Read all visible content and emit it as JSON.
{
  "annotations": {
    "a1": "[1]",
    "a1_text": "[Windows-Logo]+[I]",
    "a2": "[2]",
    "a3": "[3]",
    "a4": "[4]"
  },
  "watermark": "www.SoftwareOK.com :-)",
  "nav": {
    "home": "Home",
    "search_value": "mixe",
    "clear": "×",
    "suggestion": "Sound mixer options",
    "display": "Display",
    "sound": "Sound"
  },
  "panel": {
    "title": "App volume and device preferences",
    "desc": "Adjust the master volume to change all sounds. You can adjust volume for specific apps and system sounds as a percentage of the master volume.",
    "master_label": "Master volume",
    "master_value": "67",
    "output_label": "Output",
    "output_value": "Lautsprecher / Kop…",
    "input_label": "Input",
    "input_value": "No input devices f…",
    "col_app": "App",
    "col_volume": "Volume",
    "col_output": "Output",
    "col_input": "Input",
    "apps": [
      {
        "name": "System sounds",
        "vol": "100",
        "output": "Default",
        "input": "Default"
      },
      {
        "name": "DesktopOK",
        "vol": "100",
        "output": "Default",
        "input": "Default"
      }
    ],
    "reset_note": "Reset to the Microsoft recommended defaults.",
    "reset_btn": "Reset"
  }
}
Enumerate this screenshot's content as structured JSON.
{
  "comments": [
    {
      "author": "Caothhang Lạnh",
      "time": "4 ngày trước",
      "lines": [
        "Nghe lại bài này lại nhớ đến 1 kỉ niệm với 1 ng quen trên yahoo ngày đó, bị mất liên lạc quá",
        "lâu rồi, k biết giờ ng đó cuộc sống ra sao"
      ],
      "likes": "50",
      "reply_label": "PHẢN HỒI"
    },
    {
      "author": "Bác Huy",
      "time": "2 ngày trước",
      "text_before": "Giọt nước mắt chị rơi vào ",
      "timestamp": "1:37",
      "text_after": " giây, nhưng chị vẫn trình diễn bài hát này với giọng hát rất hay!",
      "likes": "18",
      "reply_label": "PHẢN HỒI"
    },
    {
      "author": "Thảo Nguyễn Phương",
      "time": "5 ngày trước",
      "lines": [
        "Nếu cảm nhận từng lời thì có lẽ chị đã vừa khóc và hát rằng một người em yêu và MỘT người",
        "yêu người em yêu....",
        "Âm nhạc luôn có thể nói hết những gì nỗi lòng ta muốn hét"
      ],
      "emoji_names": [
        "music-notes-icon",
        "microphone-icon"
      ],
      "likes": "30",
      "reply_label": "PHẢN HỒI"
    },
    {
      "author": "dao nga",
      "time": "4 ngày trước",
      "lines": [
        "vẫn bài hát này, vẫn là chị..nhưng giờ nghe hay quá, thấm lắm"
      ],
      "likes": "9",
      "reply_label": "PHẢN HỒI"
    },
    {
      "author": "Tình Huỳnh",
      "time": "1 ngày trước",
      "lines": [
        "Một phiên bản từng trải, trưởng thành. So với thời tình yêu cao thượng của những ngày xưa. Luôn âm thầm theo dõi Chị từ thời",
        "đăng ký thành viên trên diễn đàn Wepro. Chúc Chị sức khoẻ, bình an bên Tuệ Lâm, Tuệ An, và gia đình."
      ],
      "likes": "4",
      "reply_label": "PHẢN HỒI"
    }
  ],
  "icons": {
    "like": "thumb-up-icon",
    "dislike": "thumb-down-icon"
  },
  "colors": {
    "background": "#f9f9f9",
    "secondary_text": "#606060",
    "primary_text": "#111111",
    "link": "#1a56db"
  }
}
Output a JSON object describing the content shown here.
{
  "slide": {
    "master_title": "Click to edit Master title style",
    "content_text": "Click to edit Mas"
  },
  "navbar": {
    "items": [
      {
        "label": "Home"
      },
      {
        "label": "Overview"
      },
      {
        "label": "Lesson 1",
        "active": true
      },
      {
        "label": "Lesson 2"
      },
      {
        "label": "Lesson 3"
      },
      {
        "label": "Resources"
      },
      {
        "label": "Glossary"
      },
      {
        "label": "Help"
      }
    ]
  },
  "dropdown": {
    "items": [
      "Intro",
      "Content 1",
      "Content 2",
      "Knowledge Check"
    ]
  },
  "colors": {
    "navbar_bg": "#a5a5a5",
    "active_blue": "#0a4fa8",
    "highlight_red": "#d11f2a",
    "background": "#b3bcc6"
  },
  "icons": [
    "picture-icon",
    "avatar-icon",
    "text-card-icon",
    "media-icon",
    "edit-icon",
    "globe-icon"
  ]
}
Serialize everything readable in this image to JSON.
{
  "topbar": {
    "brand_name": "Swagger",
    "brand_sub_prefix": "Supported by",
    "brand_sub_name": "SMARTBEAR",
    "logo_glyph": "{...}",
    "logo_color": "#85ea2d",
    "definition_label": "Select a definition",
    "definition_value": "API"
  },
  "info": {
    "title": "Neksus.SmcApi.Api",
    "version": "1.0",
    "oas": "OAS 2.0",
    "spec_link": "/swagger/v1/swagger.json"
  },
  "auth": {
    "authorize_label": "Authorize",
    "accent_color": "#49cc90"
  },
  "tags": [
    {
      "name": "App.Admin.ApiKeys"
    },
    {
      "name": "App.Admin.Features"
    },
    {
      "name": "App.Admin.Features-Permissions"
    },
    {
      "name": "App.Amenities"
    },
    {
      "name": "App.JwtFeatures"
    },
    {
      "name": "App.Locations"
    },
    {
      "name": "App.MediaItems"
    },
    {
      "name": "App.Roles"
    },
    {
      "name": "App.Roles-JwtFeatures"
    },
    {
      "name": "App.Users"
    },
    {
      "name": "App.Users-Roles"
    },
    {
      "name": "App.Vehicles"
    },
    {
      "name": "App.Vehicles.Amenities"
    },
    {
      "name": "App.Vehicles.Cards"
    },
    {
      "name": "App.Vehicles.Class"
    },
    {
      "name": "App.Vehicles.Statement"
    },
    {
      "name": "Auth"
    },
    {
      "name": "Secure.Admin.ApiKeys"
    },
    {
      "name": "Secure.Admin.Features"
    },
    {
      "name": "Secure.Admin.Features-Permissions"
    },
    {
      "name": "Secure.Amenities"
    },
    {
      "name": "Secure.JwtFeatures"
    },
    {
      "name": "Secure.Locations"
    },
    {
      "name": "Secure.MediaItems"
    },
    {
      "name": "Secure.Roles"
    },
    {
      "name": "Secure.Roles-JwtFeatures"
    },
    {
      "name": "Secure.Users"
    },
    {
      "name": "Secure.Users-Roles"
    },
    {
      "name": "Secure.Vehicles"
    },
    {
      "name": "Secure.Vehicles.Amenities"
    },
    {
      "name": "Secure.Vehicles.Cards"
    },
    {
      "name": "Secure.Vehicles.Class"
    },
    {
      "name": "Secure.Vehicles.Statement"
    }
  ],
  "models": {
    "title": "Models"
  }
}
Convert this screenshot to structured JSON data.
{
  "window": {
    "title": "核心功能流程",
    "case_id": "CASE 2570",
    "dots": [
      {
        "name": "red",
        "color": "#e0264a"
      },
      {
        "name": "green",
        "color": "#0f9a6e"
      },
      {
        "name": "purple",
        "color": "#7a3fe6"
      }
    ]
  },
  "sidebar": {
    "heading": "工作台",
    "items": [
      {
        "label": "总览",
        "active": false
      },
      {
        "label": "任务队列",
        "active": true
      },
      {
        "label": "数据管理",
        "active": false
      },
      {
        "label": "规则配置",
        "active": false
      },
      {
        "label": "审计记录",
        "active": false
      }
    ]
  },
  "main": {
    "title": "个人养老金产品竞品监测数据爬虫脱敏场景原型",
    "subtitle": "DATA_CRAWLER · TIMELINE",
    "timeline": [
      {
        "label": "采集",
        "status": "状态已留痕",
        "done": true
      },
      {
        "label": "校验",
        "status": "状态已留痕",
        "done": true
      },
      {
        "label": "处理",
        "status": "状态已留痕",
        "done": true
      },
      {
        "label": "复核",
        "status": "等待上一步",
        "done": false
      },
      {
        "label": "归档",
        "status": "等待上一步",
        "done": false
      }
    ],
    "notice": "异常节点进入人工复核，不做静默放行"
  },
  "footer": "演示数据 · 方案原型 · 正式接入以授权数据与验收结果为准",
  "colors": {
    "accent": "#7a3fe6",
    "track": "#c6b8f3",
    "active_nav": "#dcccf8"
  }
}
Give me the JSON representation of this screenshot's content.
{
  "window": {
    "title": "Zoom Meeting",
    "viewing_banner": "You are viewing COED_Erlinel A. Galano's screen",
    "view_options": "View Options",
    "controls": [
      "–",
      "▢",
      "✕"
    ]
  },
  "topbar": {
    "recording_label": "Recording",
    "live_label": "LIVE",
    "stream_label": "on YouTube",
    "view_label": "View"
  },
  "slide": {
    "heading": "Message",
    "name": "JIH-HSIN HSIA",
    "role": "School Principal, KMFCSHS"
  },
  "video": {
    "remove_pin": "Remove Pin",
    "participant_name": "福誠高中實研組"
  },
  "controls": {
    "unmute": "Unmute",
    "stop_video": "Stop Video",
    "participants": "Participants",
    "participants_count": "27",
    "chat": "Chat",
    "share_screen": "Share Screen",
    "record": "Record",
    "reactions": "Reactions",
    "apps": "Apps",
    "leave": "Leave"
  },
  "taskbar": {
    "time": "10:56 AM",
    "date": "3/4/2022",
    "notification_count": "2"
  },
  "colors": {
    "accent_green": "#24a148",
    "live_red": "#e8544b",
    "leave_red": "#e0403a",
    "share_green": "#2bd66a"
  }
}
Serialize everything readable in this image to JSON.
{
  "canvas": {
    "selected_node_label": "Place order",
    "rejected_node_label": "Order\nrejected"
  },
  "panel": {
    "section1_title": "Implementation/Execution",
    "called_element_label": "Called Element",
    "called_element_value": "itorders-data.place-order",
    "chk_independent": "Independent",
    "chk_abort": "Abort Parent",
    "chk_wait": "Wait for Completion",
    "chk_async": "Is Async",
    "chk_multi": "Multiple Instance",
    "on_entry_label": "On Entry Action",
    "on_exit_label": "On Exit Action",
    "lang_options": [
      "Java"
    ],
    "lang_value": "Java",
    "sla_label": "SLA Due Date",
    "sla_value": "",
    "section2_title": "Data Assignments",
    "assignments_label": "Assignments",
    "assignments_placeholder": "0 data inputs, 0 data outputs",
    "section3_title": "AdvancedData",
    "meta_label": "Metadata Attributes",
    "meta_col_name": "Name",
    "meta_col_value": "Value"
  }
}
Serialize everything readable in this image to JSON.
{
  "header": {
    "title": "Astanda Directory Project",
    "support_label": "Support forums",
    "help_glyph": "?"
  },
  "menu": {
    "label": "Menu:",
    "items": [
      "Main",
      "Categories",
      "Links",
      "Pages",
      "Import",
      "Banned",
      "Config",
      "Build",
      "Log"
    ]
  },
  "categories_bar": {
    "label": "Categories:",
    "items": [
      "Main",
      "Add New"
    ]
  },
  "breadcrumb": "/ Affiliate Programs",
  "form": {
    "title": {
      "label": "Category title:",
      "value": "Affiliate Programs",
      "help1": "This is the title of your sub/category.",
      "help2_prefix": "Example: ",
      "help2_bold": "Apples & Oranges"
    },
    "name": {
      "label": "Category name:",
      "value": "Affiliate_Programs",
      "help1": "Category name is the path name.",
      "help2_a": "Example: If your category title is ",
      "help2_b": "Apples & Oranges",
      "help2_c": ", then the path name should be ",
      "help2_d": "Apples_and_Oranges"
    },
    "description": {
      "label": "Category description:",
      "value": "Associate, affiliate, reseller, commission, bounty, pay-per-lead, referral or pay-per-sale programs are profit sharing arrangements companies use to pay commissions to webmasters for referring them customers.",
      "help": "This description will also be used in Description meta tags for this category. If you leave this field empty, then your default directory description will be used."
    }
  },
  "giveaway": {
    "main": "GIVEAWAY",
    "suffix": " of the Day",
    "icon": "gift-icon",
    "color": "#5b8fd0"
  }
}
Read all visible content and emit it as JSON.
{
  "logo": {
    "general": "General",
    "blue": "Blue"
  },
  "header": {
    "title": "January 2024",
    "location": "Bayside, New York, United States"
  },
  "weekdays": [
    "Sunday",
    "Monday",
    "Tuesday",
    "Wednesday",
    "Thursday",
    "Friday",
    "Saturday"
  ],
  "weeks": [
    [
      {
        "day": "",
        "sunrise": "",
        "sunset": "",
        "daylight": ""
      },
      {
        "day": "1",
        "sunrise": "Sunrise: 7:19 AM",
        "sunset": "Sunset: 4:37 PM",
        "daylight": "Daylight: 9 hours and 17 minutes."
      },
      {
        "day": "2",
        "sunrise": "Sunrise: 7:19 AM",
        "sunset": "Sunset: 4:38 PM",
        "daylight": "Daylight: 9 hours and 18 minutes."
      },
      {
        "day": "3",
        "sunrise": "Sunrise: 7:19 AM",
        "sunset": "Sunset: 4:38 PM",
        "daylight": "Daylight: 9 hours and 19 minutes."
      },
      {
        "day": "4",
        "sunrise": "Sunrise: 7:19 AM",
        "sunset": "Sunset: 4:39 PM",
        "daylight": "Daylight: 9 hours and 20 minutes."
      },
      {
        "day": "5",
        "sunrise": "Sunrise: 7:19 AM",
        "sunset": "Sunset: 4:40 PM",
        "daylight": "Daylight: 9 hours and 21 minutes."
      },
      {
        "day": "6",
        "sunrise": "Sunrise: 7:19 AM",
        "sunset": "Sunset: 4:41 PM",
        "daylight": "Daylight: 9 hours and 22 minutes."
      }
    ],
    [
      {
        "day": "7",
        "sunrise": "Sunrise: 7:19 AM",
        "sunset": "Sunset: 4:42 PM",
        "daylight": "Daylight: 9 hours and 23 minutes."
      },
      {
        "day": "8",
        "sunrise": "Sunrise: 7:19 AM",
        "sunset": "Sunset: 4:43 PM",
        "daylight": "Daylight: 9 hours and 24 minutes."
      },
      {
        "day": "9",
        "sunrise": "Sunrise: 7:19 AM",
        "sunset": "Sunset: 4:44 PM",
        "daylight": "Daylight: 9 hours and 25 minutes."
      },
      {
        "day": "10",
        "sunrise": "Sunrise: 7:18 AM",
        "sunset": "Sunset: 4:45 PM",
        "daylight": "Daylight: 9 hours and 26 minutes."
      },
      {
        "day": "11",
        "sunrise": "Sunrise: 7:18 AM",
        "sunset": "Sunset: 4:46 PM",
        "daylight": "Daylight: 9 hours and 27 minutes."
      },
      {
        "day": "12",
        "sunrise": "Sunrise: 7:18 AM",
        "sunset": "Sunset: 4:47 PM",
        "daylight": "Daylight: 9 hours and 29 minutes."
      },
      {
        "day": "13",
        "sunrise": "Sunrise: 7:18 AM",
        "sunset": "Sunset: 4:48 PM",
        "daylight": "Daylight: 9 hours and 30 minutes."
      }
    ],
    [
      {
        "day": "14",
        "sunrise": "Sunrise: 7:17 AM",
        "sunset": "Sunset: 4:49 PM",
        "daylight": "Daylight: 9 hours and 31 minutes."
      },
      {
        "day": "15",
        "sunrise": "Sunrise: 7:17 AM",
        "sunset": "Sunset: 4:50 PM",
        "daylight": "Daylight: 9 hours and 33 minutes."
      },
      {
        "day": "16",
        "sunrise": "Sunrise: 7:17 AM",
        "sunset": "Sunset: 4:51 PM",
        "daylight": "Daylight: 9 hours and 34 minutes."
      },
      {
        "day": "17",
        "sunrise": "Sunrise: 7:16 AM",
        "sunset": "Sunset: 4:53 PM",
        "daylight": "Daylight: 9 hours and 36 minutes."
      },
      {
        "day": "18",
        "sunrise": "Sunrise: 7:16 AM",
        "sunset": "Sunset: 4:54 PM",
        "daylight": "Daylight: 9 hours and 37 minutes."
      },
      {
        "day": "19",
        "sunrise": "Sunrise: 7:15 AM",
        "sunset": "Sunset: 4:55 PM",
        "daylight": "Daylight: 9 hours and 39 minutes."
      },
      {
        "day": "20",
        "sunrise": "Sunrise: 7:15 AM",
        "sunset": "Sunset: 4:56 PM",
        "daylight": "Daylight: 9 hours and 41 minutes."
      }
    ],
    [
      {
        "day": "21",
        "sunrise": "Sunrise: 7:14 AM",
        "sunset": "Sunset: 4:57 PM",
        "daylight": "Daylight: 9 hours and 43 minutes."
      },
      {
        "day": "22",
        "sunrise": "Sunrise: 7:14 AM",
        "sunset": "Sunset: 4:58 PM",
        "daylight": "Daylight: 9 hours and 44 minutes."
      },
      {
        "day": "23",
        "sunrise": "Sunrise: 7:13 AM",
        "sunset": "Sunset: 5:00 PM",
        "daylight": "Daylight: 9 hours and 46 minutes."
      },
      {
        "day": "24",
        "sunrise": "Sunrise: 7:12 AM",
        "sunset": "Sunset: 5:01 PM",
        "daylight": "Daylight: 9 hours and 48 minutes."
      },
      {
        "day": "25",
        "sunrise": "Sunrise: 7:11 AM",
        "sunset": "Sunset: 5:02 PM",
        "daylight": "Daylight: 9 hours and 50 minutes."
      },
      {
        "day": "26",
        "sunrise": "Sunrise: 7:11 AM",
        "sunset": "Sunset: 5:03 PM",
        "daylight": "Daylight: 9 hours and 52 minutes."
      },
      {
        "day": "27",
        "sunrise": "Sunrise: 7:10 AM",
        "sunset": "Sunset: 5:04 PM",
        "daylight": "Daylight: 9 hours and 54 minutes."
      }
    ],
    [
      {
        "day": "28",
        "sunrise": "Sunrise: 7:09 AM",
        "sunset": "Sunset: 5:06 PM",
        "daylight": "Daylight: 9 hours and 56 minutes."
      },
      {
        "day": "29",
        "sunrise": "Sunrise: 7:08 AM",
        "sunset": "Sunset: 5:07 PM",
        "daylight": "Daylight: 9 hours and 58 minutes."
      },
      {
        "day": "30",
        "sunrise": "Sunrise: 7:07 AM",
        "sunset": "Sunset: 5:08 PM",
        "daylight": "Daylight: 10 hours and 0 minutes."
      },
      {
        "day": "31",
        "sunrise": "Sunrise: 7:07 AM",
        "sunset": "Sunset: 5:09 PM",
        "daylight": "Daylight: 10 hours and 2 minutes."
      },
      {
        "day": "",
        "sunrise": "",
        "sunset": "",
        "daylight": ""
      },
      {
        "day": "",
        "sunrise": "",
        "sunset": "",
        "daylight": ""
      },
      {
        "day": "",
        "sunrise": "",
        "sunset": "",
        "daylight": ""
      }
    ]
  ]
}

**Task goal**
Take each line of the material that contains the word "diễn" and list it.

**Result below**
      "text_after": " giây, nhưng chị vẫn trình diễn bài hát này với giọng hát rất hay!",
        "đăng ký thành viên trên diễn đàn Wepro. Chúc Chị sức khoẻ, bình an bên Tuệ Lâm, Tuệ An, và gia đình."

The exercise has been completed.